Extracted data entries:
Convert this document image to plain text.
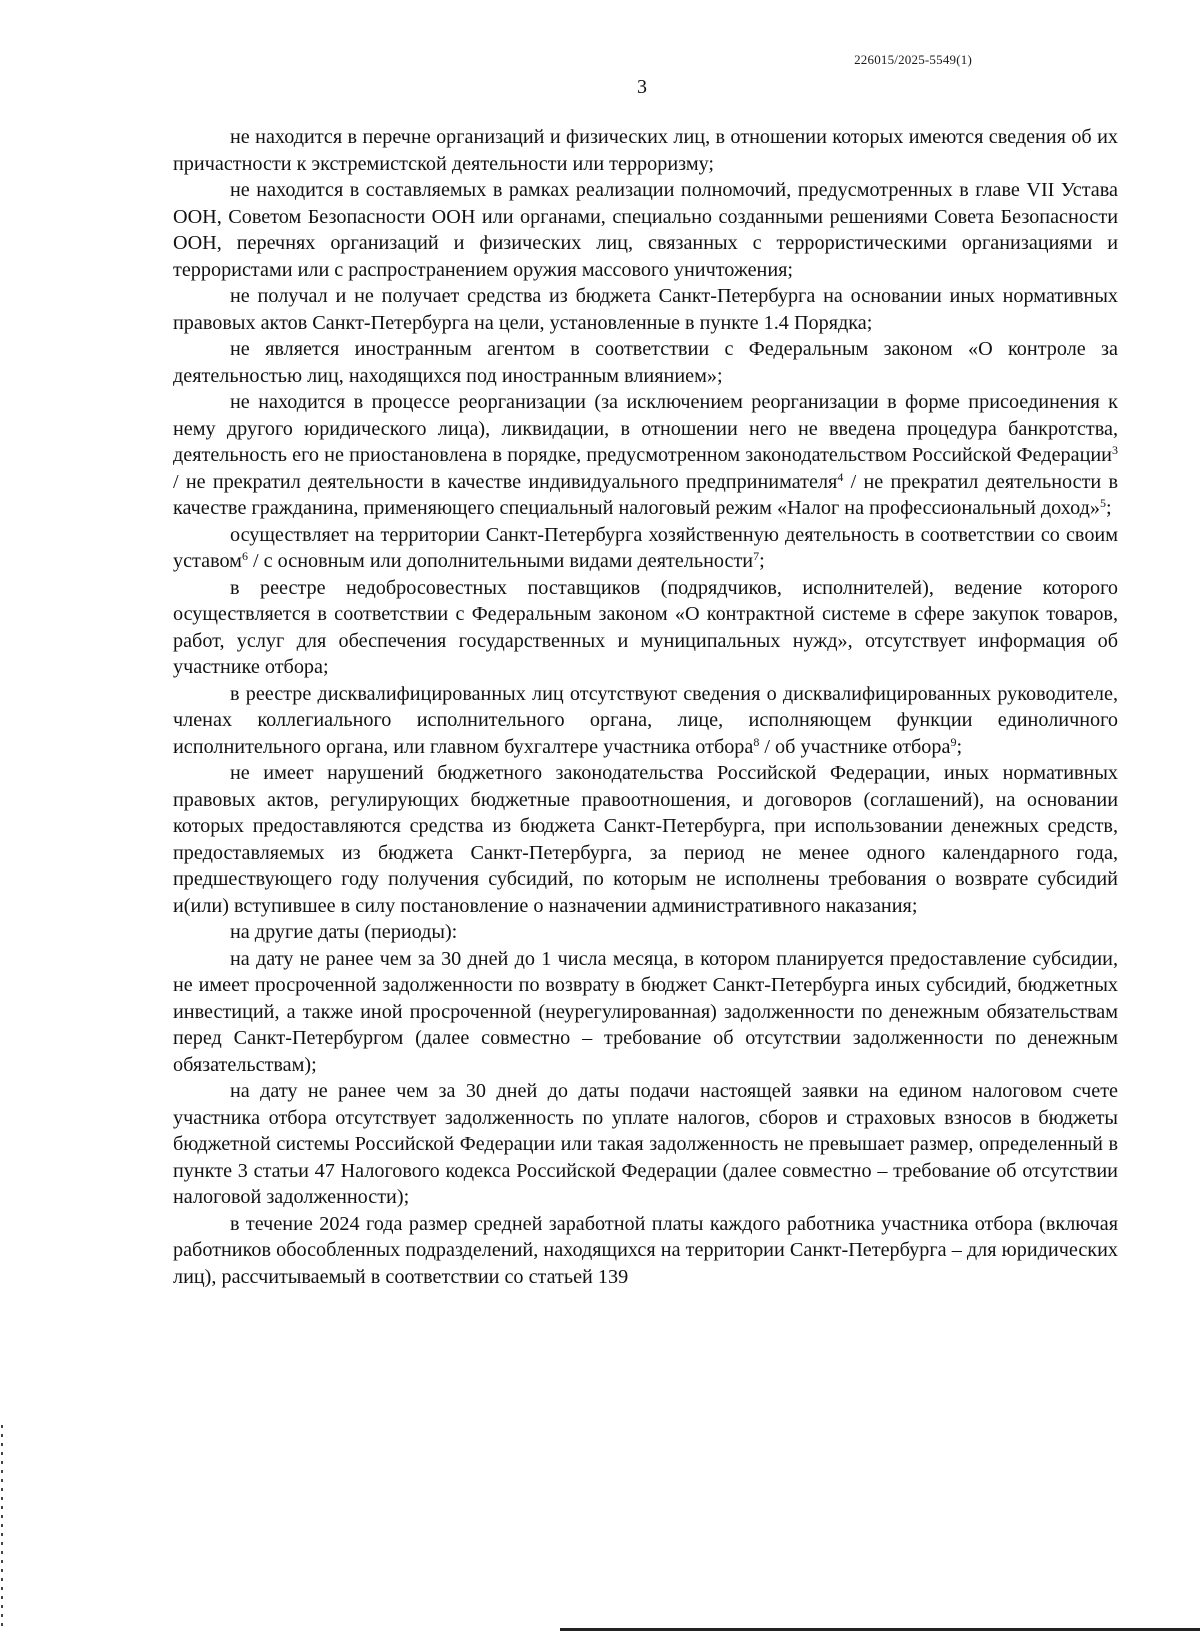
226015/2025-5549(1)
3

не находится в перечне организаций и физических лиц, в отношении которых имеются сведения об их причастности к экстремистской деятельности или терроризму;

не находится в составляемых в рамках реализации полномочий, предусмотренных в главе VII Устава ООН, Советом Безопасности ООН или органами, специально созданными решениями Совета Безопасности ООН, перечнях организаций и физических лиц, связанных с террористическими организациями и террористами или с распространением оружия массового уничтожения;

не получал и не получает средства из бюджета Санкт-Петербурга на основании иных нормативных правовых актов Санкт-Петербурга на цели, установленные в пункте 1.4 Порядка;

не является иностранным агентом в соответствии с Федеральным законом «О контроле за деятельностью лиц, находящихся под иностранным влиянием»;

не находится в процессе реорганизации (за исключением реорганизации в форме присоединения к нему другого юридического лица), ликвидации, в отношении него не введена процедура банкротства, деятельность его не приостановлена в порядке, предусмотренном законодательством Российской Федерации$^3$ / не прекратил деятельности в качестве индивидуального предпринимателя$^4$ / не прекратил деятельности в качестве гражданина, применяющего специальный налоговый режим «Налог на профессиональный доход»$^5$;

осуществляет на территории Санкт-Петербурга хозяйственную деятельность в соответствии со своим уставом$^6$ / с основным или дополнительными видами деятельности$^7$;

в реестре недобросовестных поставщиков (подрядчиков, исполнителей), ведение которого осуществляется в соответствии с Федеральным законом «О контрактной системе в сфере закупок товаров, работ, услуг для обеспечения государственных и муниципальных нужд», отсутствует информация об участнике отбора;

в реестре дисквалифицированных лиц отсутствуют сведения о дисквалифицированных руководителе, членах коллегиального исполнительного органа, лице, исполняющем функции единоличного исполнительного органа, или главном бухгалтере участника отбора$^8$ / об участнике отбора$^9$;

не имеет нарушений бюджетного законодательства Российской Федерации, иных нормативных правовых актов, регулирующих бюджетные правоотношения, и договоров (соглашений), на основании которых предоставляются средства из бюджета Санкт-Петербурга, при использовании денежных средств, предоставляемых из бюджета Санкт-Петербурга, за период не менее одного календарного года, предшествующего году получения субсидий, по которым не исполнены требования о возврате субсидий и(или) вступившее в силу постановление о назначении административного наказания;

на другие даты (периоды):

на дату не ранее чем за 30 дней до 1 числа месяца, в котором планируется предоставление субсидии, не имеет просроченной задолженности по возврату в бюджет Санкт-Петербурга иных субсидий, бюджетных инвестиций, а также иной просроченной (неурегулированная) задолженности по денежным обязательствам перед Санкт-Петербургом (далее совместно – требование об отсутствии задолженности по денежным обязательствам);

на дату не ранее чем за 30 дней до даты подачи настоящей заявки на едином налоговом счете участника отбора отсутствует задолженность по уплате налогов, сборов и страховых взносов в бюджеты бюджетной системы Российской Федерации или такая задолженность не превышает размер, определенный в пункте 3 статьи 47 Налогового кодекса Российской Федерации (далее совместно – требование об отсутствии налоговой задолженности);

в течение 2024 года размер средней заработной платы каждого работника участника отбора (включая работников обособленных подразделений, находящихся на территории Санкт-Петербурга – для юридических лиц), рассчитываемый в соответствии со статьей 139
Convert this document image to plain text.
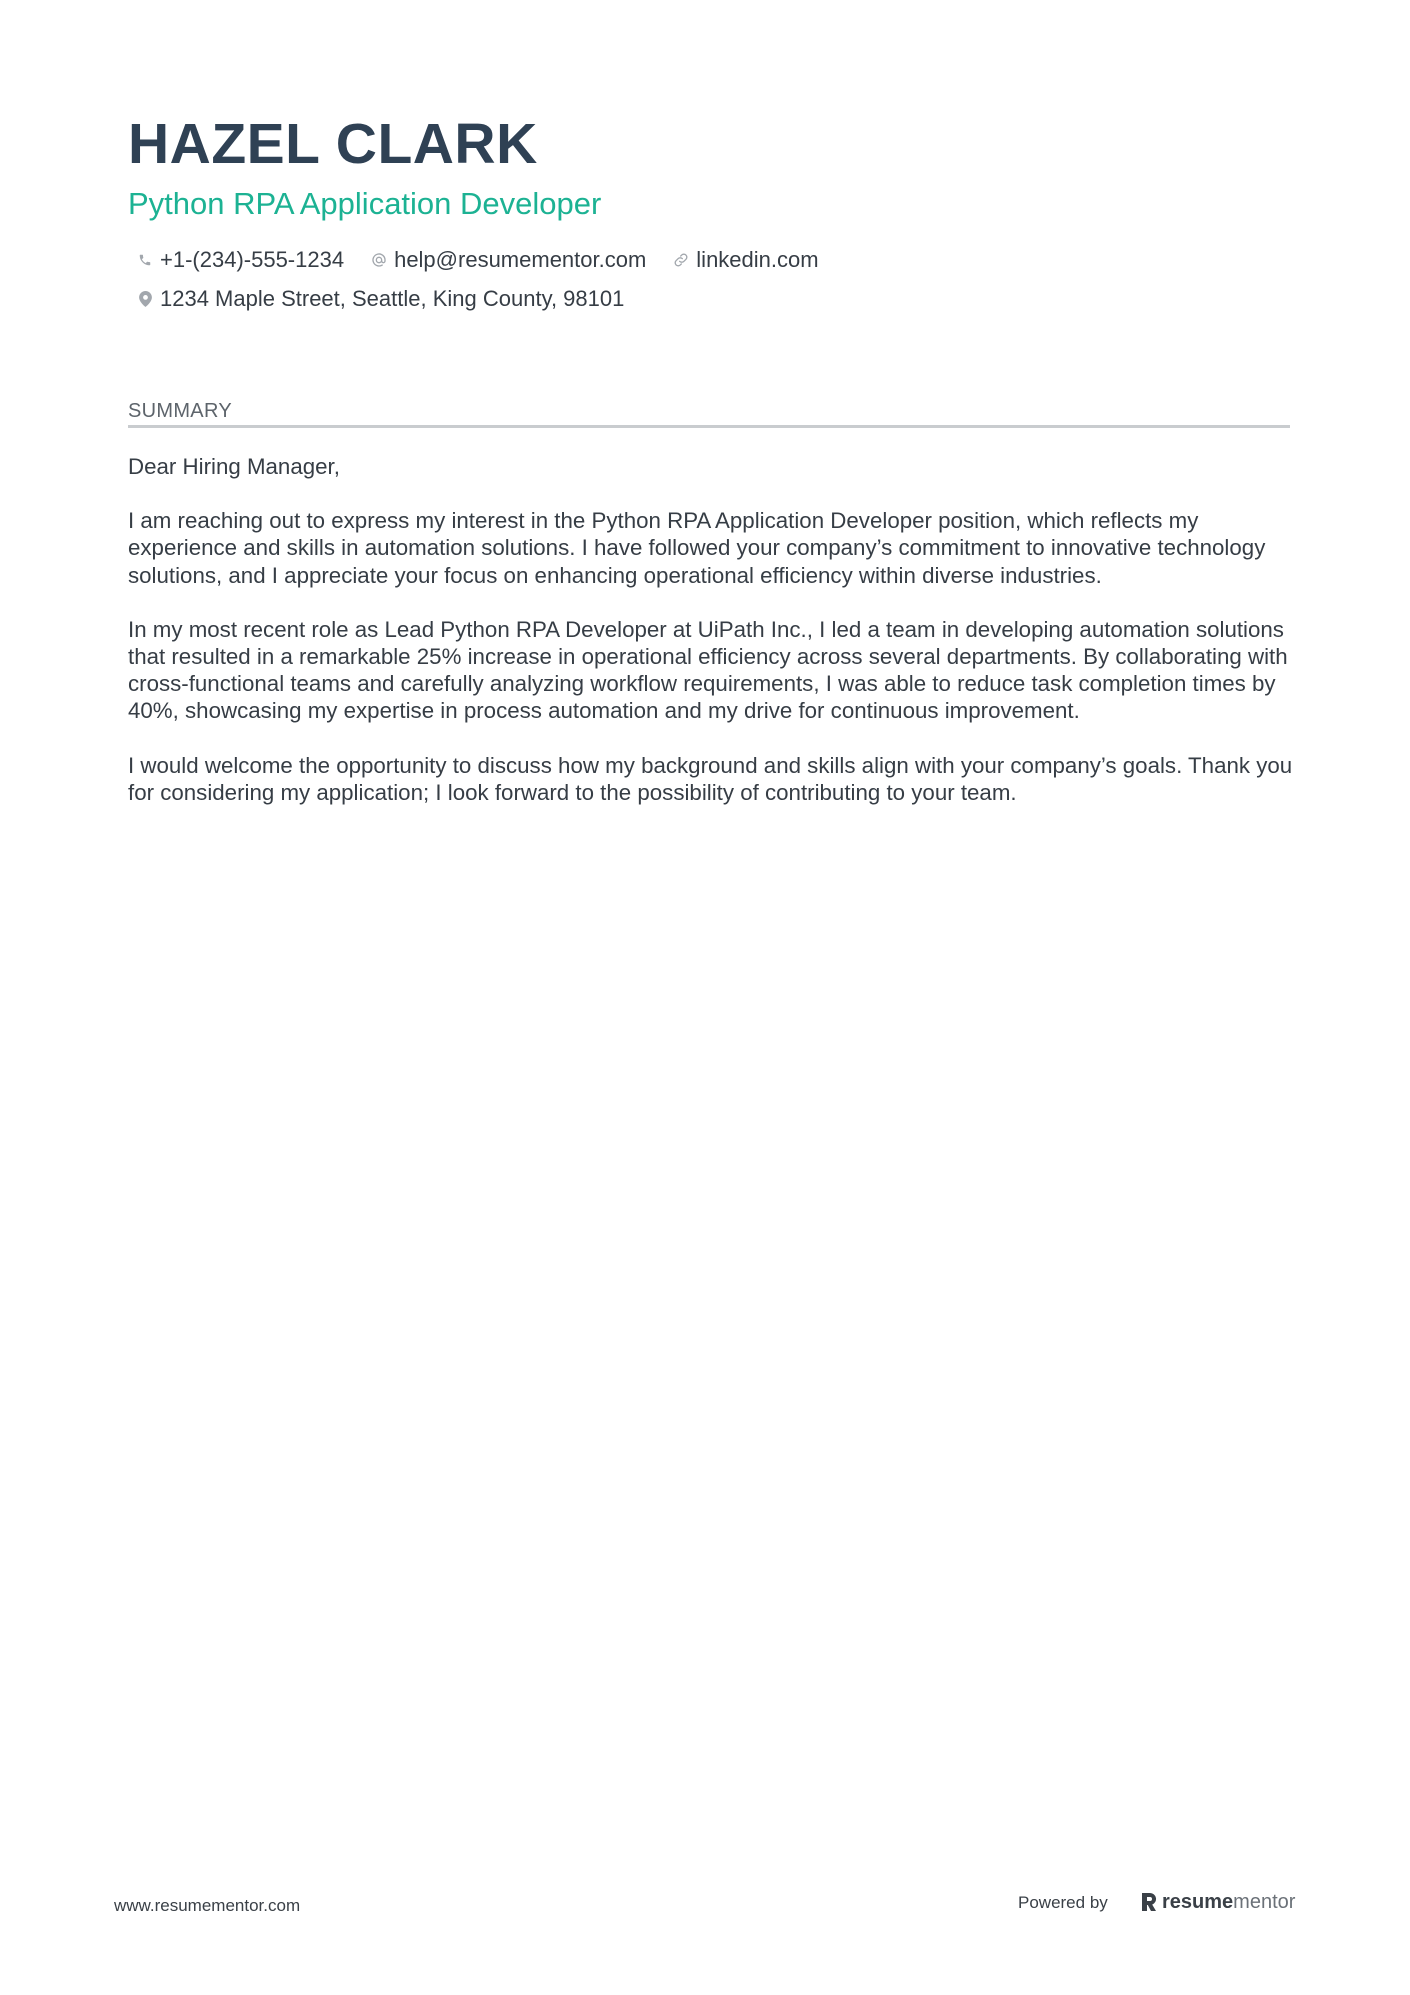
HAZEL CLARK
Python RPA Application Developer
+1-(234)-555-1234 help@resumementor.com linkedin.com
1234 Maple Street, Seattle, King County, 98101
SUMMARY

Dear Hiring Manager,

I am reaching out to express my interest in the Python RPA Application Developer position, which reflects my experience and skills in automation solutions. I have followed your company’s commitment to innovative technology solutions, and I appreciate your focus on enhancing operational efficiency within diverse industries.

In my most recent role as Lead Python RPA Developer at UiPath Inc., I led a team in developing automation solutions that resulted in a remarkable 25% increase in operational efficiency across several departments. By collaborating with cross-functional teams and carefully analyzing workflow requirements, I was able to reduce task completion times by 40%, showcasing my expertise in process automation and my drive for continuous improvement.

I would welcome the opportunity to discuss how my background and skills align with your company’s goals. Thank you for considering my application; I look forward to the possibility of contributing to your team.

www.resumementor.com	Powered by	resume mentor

What you have to do:
Will you set down the records word for word while leaving out every picture?

Output for this task:
Convert this document image to plain text.
226015/2025-5549(1)
3

не находится в перечне организаций и физических лиц, в отношении которых имеются сведения об их причастности к экстремистской деятельности или терроризму;

не находится в составляемых в рамках реализации полномочий, предусмотренных в главе VII Устава ООН, Советом Безопасности ООН или органами, специально созданными решениями Совета Безопасности ООН, перечнях организаций и физических лиц, связанных с террористическими организациями и террористами или с распространением оружия массового уничтожения;

не получал и не получает средства из бюджета Санкт-Петербурга на основании иных нормативных правовых актов Санкт-Петербурга на цели, установленные в пункте 1.4 Порядка;

не является иностранным агентом в соответствии с Федеральным законом «О контроле за деятельностью лиц, находящихся под иностранным влиянием»;

не находится в процессе реорганизации (за исключением реорганизации в форме присоединения к нему другого юридического лица), ликвидации, в отношении него не введена процедура банкротства, деятельность его не приостановлена в порядке, предусмотренном законодательством Российской Федерации$^3$ / не прекратил деятельности в качестве индивидуального предпринимателя$^4$ / не прекратил деятельности в качестве гражданина, применяющего специальный налоговый режим «Налог на профессиональный доход»$^5$;

осуществляет на территории Санкт-Петербурга хозяйственную деятельность в соответствии со своим уставом$^6$ / с основным или дополнительными видами деятельности$^7$;

в реестре недобросовестных поставщиков (подрядчиков, исполнителей), ведение которого осуществляется в соответствии с Федеральным законом «О контрактной системе в сфере закупок товаров, работ, услуг для обеспечения государственных и муниципальных нужд», отсутствует информация об участнике отбора;

в реестре дисквалифицированных лиц отсутствуют сведения о дисквалифицированных руководителе, членах коллегиального исполнительного органа, лице, исполняющем функции единоличного исполнительного органа, или главном бухгалтере участника отбора$^8$ / об участнике отбора$^9$;

не имеет нарушений бюджетного законодательства Российской Федерации, иных нормативных правовых актов, регулирующих бюджетные правоотношения, и договоров (соглашений), на основании которых предоставляются средства из бюджета Санкт-Петербурга, при использовании денежных средств, предоставляемых из бюджета Санкт-Петербурга, за период не менее одного календарного года, предшествующего году получения субсидий, по которым не исполнены требования о возврате субсидий и(или) вступившее в силу постановление о назначении административного наказания;

на другие даты (периоды):

на дату не ранее чем за 30 дней до 1 числа месяца, в котором планируется предоставление субсидии, не имеет просроченной задолженности по возврату в бюджет Санкт-Петербурга иных субсидий, бюджетных инвестиций, а также иной просроченной (неурегулированная) задолженности по денежным обязательствам перед Санкт-Петербургом (далее совместно – требование об отсутствии задолженности по денежным обязательствам);

на дату не ранее чем за 30 дней до даты подачи настоящей заявки на едином налоговом счете участника отбора отсутствует задолженность по уплате налогов, сборов и страховых взносов в бюджеты бюджетной системы Российской Федерации или такая задолженность не превышает размер, определенный в пункте 3 статьи 47 Налогового кодекса Российской Федерации (далее совместно – требование об отсутствии налоговой задолженности);

в течение 2024 года размер средней заработной платы каждого работника участника отбора (включая работников обособленных подразделений, находящихся на территории Санкт-Петербурга – для юридических лиц), рассчитываемый в соответствии со статьей 139
Convert this document image to plain text.
HAZEL CLARK
Python RPA Application Developer
+1-(234)-555-1234 help@resumementor.com linkedin.com
1234 Maple Street, Seattle, King County, 98101
SUMMARY

Dear Hiring Manager,

I am reaching out to express my interest in the Python RPA Application Developer position, which reflects my experience and skills in automation solutions. I have followed your company’s commitment to innovative technology solutions, and I appreciate your focus on enhancing operational efficiency within diverse industries.

In my most recent role as Lead Python RPA Developer at UiPath Inc., I led a team in developing automation solutions that resulted in a remarkable 25% increase in operational efficiency across several departments. By collaborating with cross-functional teams and carefully analyzing workflow requirements, I was able to reduce task completion times by 40%, showcasing my expertise in process automation and my drive for continuous improvement.

I would welcome the opportunity to discuss how my background and skills align with your company’s goals. Thank you for considering my application; I look forward to the possibility of contributing to your team.

www.resumementor.com	Powered by	resume mentor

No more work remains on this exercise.